## begin Dataset

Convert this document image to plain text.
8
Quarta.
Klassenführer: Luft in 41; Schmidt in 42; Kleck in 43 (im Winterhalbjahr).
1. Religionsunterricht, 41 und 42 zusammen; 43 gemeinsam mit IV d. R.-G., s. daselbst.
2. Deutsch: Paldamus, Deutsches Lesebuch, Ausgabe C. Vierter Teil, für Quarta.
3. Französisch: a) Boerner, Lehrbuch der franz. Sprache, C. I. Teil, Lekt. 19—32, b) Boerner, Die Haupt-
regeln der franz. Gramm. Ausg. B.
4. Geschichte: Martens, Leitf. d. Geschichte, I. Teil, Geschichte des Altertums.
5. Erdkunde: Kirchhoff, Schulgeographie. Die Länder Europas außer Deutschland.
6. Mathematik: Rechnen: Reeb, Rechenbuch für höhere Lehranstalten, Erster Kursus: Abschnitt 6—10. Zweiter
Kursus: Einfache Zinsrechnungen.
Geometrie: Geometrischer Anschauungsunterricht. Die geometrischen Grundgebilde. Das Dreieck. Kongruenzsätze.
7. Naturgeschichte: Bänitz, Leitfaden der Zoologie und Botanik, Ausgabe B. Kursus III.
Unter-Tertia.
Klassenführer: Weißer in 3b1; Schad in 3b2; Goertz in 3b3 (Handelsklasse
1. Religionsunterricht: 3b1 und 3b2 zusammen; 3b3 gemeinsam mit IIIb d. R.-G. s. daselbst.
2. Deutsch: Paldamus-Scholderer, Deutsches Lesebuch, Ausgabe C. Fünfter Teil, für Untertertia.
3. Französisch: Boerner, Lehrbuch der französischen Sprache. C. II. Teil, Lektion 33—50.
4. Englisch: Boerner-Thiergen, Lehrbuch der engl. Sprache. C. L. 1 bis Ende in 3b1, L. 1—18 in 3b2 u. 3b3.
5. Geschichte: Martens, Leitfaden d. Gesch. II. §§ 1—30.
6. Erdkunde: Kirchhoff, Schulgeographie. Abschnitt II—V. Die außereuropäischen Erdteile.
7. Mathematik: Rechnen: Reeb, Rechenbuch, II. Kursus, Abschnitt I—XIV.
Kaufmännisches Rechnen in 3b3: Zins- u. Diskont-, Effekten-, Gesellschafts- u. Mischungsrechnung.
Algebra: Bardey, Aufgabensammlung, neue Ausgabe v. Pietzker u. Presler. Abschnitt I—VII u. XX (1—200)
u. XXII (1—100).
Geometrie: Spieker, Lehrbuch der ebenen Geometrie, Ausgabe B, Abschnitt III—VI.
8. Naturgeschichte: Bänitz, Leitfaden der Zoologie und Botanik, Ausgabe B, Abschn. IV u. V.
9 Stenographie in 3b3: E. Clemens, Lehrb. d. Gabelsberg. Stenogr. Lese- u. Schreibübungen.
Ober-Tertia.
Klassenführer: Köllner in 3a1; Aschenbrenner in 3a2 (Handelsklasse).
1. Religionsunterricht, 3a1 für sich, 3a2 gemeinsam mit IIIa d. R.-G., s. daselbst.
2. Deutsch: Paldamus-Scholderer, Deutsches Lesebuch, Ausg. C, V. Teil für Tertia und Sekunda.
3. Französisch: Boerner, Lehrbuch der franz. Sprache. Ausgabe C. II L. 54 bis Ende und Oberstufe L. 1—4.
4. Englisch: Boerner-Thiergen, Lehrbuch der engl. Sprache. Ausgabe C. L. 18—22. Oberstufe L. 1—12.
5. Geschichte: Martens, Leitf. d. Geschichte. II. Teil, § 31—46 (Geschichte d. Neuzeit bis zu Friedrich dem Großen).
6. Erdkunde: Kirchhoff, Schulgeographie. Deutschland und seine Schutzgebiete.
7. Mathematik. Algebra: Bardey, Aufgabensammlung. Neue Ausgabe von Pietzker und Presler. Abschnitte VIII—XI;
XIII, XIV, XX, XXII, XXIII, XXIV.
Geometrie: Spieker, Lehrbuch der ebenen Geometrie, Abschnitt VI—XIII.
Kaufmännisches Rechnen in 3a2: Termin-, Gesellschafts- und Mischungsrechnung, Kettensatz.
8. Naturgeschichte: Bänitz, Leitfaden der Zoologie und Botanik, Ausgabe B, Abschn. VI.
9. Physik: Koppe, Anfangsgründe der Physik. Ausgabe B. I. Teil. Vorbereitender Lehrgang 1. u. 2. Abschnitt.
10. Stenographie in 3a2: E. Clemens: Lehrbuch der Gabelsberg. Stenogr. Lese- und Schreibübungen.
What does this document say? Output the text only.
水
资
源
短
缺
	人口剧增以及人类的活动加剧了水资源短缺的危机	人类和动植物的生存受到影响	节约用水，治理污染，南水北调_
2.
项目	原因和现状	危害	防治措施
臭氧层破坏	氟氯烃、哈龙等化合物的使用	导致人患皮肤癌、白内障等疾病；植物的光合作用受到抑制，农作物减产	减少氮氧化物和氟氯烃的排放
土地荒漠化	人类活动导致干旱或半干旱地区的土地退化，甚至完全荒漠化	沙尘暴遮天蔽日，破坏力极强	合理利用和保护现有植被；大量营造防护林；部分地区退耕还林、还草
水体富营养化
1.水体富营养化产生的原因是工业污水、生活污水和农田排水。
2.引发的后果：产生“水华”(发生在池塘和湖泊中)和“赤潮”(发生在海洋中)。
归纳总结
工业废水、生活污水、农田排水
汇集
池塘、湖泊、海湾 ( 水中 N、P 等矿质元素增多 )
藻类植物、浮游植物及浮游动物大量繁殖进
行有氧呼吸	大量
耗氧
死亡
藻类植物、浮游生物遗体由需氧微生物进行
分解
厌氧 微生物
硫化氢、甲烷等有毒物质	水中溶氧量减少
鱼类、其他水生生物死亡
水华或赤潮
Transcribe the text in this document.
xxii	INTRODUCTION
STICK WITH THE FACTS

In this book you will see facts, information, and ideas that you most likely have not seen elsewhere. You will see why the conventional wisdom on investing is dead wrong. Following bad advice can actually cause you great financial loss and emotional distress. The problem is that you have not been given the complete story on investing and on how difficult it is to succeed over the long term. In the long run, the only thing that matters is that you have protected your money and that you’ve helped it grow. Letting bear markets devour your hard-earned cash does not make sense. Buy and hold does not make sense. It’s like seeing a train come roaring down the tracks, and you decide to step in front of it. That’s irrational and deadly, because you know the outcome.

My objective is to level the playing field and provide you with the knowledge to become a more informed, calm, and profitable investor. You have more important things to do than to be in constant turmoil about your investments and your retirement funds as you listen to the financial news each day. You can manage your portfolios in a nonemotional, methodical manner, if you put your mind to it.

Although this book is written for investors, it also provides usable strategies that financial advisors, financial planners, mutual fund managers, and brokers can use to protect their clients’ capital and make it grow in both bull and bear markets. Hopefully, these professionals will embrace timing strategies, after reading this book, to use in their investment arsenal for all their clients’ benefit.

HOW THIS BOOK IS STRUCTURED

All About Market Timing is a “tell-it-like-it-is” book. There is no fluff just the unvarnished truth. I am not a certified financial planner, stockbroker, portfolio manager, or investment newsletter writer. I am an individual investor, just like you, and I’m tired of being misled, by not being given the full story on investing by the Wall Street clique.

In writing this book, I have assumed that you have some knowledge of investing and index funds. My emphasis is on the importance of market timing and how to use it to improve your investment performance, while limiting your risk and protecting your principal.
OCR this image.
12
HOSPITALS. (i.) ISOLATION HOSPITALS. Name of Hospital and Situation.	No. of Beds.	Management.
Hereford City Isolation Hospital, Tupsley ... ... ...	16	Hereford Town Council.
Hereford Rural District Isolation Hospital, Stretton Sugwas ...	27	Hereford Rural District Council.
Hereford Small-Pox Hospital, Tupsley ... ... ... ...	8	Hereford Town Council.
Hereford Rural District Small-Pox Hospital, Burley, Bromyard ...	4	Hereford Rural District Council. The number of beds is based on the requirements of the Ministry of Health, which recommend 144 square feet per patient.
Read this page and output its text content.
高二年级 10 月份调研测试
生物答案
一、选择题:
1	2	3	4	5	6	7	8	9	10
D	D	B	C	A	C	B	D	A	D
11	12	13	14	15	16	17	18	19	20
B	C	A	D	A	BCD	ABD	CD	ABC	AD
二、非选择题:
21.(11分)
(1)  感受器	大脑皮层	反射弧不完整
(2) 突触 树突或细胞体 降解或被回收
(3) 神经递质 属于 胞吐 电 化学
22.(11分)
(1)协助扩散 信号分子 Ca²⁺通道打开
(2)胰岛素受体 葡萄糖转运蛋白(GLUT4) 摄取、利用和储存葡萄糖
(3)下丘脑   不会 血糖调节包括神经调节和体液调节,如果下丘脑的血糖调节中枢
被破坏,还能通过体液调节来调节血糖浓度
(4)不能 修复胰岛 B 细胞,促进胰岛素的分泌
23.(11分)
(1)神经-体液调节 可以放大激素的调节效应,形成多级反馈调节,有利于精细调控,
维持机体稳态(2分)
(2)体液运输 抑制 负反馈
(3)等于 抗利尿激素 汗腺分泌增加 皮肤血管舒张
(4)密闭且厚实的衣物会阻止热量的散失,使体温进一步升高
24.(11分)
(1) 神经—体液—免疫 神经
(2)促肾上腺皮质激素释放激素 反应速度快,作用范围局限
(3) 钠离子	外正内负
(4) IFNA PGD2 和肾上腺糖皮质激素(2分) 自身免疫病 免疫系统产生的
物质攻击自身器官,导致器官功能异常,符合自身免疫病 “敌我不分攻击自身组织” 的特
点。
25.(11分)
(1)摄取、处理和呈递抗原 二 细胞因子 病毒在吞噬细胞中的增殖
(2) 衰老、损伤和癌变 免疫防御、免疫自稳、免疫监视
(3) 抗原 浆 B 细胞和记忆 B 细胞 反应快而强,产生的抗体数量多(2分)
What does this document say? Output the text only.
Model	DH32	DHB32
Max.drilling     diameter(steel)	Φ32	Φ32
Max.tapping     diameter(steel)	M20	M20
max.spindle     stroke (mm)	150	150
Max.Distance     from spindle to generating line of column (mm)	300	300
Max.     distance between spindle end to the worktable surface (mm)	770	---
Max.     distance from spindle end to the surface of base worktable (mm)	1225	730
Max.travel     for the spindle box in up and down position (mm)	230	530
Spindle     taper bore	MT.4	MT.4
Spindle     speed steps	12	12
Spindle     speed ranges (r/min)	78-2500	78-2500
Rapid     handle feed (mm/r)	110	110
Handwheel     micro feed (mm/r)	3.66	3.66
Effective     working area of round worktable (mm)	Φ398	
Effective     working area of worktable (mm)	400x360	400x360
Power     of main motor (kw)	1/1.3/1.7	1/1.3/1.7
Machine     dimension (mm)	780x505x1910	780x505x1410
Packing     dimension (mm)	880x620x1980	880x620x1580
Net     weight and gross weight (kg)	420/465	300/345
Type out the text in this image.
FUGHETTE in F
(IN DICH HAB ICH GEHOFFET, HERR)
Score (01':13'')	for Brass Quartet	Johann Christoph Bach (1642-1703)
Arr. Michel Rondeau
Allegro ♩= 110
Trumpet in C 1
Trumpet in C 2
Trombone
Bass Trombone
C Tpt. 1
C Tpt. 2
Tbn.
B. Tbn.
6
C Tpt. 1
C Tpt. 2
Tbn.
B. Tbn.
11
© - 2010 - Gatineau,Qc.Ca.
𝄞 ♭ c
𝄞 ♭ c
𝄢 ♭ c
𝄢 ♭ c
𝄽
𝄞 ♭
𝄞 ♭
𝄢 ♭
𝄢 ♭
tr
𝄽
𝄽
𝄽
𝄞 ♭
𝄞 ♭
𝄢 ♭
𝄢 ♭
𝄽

## end Dataset

- **Challenge**
Lines that hold the word "Thiergen" are the ones to return, every one of them.

- **Reply to the task**
4. Englisch: Boerner-Thiergen, Lehrbuch der engl. Sprache. C. L. 1 bis Ende in 3b1, L. 1—18 in 3b2 u. 3b3.
4. Englisch: Boerner-Thiergen, Lehrbuch der engl. Sprache. Ausgabe C. L. 18—22. Oberstufe L. 1—12.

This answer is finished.